→ **Problem to work on**:
Return a copy of each line that holds the string "dyed".

→ **Excerpted data**:
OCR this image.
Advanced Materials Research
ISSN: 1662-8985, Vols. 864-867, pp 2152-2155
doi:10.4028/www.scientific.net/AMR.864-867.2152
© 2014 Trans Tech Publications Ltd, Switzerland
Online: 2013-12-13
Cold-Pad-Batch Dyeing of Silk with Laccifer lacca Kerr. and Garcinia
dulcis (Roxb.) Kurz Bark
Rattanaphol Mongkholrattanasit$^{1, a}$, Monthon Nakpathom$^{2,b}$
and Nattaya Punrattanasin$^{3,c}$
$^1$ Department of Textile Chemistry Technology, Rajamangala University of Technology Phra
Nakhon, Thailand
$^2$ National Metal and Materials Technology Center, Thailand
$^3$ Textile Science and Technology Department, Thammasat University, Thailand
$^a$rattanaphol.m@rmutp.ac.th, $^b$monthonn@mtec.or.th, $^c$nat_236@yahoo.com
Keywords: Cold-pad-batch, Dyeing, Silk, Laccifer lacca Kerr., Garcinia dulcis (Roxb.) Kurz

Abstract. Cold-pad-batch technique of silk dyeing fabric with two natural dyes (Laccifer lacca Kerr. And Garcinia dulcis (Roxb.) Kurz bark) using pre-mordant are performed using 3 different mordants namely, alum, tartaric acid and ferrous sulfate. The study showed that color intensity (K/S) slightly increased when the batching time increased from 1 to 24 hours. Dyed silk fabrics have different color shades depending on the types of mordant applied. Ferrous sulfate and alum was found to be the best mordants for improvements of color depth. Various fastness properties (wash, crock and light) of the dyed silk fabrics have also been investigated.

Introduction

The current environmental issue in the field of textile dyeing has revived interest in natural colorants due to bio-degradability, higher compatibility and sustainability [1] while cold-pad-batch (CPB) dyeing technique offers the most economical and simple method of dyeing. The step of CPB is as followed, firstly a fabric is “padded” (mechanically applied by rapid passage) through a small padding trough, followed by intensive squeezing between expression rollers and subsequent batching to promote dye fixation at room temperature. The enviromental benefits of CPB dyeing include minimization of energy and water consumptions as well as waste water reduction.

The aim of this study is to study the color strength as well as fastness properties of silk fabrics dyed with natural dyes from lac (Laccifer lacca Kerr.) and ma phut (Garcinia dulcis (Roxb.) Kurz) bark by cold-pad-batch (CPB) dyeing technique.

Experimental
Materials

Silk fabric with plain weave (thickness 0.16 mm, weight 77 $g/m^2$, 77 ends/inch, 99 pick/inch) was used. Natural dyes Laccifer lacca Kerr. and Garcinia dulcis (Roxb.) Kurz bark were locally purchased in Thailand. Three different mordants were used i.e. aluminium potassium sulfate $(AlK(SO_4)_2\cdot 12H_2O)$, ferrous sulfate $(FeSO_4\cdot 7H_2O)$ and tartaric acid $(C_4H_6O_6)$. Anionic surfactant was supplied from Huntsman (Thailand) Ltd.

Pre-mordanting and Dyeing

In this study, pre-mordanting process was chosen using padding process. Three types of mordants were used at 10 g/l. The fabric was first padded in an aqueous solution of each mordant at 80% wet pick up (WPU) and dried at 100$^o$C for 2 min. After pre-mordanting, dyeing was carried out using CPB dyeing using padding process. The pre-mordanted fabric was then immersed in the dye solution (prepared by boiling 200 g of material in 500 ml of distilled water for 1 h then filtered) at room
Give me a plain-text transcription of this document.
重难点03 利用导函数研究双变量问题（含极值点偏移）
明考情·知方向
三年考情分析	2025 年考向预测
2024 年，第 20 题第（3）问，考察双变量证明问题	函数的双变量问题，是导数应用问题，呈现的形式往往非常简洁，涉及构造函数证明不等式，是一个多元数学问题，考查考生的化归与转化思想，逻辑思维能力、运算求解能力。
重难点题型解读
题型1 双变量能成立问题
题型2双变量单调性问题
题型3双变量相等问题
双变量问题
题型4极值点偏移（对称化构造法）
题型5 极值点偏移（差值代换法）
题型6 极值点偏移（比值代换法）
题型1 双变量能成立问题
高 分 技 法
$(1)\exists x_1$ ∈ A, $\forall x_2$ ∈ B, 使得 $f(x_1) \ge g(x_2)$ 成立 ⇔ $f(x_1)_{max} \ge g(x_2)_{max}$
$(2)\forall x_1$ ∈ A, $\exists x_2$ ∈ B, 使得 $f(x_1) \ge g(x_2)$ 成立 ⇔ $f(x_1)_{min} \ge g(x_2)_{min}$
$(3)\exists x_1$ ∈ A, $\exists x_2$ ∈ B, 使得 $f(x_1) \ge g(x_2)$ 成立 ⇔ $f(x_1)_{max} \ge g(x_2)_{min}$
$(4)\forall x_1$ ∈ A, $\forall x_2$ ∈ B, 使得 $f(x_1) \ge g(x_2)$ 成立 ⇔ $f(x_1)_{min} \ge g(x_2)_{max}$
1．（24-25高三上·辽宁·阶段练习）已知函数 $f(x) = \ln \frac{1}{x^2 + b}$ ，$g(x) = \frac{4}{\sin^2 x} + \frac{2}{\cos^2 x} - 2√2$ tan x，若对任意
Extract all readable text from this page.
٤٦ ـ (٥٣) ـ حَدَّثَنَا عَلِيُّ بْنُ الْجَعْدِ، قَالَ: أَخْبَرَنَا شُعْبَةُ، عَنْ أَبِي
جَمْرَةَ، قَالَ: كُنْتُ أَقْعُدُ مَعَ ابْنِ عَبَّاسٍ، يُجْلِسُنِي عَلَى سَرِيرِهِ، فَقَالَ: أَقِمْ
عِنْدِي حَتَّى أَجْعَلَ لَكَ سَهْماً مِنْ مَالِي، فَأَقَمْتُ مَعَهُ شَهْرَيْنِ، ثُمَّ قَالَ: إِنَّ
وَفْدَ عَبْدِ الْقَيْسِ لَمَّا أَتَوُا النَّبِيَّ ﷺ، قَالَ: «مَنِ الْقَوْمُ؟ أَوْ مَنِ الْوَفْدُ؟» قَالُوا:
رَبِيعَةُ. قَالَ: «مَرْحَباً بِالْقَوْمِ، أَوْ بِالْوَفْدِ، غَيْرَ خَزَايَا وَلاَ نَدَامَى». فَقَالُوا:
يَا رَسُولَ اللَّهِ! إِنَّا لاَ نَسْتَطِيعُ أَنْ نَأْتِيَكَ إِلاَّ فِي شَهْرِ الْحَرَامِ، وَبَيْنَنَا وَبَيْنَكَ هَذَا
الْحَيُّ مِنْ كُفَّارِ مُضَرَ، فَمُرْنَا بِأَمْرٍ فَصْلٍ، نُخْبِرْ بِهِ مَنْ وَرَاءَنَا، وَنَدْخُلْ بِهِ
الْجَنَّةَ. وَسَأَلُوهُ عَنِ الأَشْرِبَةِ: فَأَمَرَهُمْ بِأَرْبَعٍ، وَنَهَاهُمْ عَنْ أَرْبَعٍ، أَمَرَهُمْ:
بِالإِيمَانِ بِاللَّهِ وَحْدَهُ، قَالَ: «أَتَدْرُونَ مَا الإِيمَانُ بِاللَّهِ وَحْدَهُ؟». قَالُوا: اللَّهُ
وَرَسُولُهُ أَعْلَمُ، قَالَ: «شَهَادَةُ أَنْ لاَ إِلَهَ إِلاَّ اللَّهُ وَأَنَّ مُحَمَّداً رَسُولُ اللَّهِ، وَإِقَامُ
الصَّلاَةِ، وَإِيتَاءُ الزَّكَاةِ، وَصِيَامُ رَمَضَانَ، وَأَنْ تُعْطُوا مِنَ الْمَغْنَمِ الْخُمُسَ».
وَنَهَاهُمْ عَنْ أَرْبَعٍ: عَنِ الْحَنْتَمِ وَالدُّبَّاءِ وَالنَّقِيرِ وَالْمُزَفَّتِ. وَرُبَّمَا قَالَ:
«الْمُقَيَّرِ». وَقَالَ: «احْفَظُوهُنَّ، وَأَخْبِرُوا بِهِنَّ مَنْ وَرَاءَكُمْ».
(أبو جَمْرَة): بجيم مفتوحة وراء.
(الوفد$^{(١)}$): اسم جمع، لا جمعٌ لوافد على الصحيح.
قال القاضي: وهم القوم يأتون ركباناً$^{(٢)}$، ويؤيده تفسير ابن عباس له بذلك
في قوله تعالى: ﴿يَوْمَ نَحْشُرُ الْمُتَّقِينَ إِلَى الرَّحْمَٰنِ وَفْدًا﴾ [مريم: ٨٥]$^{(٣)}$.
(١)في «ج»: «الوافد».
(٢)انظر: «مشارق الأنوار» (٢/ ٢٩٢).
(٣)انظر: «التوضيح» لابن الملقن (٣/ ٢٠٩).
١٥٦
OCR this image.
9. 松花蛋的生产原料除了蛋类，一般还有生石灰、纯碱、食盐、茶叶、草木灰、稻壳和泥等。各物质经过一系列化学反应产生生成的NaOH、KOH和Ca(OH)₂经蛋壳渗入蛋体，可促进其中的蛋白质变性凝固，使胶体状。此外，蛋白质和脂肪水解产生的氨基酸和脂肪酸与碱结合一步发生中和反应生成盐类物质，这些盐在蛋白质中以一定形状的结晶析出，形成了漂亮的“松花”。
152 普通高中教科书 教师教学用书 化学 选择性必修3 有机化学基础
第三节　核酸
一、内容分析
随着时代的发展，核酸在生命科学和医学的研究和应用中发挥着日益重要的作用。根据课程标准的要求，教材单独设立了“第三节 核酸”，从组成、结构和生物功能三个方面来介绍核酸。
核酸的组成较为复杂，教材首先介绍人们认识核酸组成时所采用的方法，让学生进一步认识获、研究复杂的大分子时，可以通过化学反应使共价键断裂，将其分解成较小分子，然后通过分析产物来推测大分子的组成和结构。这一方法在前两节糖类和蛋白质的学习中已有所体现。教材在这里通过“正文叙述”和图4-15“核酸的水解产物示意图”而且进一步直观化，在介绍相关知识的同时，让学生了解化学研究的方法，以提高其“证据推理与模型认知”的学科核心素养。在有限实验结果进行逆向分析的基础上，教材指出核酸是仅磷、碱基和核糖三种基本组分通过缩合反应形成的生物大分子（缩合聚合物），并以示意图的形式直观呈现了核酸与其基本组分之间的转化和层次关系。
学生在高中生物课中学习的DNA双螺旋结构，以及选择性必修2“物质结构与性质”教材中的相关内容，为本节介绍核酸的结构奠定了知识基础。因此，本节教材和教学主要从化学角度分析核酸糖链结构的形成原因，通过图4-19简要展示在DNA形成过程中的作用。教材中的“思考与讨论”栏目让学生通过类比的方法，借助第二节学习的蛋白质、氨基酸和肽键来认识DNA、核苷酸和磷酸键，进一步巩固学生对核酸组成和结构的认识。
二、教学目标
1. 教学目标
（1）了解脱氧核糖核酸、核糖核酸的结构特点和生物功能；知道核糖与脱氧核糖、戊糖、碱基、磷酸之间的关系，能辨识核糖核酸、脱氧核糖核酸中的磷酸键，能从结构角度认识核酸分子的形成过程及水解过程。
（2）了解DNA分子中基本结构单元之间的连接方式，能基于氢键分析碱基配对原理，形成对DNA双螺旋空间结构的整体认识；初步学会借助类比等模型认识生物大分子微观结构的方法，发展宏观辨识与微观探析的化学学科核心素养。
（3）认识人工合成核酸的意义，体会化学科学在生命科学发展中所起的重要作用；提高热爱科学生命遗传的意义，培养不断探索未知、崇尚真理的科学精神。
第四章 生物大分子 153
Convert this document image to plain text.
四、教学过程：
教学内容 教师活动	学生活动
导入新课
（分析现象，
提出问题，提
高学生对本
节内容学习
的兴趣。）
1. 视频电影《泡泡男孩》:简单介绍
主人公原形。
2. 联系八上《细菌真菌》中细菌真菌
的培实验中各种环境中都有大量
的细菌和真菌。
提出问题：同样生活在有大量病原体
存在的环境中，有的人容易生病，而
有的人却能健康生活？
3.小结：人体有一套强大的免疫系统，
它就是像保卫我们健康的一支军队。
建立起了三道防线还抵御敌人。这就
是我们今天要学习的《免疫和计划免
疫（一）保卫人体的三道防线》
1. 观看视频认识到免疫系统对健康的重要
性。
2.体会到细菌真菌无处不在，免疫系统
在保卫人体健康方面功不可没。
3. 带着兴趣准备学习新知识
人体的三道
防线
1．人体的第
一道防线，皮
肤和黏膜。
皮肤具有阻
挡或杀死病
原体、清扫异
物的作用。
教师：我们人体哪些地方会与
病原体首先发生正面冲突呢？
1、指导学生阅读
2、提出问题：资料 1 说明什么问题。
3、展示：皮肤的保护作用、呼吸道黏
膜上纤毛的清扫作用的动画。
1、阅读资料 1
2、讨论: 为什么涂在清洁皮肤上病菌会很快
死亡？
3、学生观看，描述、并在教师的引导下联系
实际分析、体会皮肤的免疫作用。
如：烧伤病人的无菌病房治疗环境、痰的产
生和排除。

→ **Solution to this exercise**:
Abstract. Cold-pad-batch technique of silk dyeing fabric with two natural dyes (Laccifer lacca Kerr. And Garcinia dulcis (Roxb.) Kurz bark) using pre-mordant are performed using 3 different mordants namely, alum, tartaric acid and ferrous sulfate. The study showed that color intensity (K/S) slightly increased when the batching time increased from 1 to 24 hours. Dyed silk fabrics have different color shades depending on the types of mordant applied. Ferrous sulfate and alum was found to be the best mordants for improvements of color depth. Various fastness properties (wash, crock and light) of the dyed silk fabrics have also been investigated.
The aim of this study is to study the color strength as well as fastness properties of silk fabrics dyed with natural dyes from lac (Laccifer lacca Kerr.) and ma phut (Garcinia dulcis (Roxb.) Kurz) bark by cold-pad-batch (CPB) dyeing technique.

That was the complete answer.